Work to do — Search the material for the word "Reflectivity" and copy each line that holds it.

───── Data ─────

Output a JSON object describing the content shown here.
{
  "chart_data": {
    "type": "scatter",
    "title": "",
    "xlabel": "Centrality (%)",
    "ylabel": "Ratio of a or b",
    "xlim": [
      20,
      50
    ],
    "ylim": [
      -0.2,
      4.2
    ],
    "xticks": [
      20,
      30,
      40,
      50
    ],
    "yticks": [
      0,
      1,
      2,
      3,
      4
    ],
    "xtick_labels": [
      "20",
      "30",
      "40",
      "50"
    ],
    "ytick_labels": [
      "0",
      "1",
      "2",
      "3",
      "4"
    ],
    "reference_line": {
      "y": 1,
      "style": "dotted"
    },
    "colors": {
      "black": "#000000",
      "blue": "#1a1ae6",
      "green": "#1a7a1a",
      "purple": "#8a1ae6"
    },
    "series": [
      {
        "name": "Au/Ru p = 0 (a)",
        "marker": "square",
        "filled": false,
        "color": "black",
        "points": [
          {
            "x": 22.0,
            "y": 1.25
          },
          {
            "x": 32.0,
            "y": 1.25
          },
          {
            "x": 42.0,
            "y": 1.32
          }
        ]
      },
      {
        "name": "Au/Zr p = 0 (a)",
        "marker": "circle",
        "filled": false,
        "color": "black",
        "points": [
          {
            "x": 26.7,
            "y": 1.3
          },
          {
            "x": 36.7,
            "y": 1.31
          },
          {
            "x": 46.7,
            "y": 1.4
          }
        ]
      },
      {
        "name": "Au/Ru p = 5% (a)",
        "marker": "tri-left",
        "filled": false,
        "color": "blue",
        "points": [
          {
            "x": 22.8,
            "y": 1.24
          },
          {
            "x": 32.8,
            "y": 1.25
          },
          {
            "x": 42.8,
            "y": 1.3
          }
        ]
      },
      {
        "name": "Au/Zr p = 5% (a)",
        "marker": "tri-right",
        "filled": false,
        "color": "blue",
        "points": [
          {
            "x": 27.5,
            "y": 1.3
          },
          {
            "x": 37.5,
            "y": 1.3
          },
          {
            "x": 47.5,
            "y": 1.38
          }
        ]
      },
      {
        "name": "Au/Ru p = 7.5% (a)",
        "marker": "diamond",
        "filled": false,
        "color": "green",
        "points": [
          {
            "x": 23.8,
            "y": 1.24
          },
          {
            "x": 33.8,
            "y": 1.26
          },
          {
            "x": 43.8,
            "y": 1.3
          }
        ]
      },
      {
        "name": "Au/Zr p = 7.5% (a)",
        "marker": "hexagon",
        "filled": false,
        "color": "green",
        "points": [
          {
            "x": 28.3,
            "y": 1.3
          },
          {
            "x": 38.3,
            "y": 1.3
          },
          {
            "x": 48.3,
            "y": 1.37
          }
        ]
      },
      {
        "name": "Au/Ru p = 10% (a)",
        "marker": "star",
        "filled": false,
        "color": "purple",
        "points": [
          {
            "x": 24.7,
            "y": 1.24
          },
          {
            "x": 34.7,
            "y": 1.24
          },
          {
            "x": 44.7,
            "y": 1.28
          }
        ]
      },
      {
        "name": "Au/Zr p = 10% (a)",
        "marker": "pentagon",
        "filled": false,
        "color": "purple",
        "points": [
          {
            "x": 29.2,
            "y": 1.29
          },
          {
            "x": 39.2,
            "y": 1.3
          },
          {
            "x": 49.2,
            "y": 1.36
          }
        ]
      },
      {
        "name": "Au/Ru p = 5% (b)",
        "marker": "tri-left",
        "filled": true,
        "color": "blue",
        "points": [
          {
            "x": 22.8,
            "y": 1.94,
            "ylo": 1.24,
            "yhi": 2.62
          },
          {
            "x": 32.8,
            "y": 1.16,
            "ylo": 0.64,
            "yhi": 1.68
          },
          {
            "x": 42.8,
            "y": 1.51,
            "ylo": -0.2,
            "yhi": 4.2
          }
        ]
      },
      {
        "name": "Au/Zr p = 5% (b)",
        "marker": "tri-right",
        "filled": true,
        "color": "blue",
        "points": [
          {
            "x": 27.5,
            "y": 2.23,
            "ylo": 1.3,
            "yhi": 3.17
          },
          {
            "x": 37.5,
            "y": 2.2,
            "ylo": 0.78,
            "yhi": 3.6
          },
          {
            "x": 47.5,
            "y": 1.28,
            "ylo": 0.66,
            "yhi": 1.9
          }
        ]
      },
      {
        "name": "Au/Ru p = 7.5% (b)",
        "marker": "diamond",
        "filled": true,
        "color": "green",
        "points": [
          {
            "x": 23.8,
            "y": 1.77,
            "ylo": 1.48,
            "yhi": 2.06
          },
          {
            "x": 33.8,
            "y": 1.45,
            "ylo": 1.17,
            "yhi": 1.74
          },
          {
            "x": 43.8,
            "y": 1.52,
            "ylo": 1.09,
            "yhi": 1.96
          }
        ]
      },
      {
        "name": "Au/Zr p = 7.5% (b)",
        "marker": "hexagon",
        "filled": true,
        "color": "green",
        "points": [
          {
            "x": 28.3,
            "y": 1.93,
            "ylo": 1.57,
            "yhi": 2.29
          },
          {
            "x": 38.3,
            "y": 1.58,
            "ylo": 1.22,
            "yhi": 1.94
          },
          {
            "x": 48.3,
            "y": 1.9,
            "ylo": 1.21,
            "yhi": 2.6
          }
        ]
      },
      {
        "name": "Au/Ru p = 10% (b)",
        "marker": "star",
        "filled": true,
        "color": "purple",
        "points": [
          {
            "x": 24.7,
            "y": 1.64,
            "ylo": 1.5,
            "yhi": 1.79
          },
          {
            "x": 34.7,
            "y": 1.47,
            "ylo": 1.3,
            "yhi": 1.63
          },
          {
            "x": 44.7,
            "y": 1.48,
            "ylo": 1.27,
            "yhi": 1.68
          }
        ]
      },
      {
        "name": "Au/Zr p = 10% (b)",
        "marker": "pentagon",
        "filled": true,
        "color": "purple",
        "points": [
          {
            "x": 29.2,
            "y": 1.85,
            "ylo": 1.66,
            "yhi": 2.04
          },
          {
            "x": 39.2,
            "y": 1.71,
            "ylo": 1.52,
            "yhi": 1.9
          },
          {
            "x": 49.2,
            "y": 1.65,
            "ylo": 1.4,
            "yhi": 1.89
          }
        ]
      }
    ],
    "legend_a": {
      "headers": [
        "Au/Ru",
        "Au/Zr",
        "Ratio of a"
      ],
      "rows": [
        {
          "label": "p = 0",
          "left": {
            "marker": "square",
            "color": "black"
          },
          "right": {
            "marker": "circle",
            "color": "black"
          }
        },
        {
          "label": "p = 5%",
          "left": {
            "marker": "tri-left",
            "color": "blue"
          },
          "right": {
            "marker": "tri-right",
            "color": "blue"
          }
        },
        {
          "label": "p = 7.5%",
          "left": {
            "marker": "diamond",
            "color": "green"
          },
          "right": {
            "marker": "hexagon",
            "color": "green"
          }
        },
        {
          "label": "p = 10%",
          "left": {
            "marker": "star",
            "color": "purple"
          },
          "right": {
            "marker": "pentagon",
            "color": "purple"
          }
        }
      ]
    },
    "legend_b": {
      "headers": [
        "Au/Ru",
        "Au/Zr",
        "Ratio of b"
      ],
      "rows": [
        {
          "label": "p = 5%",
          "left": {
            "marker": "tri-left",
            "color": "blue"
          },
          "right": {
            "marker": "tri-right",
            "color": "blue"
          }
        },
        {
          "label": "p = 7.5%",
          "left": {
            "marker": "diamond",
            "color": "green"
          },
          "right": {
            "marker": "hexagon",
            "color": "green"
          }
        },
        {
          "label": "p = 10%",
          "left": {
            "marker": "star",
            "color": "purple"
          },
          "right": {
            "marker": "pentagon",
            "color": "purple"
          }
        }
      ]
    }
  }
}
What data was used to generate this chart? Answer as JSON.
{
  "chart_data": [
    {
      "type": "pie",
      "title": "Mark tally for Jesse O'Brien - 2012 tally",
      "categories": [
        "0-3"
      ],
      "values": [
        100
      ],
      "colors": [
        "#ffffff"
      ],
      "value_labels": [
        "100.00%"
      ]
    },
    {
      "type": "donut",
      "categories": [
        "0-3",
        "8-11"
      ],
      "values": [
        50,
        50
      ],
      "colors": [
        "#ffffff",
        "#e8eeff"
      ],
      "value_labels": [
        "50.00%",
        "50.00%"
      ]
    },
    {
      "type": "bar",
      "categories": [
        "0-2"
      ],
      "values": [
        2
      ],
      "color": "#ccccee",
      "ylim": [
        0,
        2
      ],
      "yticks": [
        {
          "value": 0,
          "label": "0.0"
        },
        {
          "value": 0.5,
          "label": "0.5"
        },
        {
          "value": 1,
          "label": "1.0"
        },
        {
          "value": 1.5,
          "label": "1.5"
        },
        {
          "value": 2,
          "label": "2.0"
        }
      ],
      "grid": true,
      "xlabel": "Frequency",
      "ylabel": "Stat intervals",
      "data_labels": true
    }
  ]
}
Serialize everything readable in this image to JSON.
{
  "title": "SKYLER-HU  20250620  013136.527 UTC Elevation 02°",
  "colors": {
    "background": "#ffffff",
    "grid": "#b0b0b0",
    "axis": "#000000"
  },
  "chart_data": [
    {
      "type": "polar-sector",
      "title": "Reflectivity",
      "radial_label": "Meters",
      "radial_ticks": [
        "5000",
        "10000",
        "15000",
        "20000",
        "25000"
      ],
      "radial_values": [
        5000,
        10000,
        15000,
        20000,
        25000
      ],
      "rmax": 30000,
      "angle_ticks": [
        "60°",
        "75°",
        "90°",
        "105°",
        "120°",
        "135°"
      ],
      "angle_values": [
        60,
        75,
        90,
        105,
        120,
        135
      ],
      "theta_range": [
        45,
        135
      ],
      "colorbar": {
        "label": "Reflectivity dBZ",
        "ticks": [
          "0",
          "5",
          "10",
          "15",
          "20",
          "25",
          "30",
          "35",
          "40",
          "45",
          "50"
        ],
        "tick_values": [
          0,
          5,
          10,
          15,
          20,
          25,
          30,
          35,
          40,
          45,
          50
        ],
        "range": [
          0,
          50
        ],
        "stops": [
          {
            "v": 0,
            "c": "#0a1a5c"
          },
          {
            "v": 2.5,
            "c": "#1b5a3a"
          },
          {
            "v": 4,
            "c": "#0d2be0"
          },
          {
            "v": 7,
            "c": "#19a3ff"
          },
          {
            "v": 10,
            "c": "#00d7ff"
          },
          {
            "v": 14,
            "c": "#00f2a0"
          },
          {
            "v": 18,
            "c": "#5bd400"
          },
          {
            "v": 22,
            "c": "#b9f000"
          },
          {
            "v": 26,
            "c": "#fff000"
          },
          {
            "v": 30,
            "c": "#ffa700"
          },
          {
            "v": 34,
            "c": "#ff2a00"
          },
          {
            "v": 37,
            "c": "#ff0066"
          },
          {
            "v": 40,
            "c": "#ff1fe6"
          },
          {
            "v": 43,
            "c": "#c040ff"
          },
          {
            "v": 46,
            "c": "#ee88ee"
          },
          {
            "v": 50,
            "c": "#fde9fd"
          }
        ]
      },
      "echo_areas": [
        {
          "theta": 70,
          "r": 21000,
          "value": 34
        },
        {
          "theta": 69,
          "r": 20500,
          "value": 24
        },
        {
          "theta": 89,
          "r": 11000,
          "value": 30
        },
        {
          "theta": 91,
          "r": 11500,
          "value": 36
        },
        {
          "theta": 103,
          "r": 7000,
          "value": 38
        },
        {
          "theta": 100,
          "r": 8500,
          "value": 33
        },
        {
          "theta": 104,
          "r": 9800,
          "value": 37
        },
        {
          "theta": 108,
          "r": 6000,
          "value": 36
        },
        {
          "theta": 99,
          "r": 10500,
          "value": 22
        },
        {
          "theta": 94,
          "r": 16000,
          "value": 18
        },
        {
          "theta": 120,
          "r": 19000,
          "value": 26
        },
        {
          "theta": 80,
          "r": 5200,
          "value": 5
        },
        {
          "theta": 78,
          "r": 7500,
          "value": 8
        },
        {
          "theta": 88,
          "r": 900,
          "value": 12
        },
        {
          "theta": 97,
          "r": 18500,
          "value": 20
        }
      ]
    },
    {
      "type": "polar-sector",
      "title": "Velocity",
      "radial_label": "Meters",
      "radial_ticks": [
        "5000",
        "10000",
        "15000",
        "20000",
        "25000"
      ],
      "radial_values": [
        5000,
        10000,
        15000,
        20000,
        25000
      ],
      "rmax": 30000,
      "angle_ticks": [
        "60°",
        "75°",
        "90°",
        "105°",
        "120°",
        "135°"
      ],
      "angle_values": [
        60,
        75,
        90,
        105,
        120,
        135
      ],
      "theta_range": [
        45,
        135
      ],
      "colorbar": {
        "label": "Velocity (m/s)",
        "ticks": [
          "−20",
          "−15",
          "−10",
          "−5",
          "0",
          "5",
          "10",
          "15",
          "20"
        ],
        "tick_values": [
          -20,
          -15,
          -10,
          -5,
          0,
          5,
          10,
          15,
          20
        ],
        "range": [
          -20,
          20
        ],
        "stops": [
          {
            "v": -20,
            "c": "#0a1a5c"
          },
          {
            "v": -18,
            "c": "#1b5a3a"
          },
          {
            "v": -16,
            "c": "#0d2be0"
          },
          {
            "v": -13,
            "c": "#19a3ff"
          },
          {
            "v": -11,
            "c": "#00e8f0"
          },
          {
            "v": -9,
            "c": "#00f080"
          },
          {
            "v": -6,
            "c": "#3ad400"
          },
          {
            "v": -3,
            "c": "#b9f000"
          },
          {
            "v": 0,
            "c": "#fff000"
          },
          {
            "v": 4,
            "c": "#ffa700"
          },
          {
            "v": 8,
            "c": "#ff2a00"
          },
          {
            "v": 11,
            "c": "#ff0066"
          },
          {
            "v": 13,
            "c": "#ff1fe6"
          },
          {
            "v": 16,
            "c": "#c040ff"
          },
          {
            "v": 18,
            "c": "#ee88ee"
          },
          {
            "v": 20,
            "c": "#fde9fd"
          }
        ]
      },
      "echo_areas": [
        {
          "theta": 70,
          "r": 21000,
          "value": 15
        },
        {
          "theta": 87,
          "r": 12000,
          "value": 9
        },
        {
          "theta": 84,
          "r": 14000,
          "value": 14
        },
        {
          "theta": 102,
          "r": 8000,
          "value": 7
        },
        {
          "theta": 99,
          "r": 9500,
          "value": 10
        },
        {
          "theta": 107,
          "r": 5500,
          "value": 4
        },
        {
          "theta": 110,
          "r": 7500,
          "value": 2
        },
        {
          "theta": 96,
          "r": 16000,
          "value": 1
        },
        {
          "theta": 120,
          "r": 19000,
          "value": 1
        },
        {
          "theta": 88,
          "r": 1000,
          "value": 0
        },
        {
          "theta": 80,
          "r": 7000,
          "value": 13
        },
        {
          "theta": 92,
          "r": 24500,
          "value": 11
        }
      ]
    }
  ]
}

─────

Completed task —
      "title": "Reflectivity",
        "label": "Reflectivity dBZ",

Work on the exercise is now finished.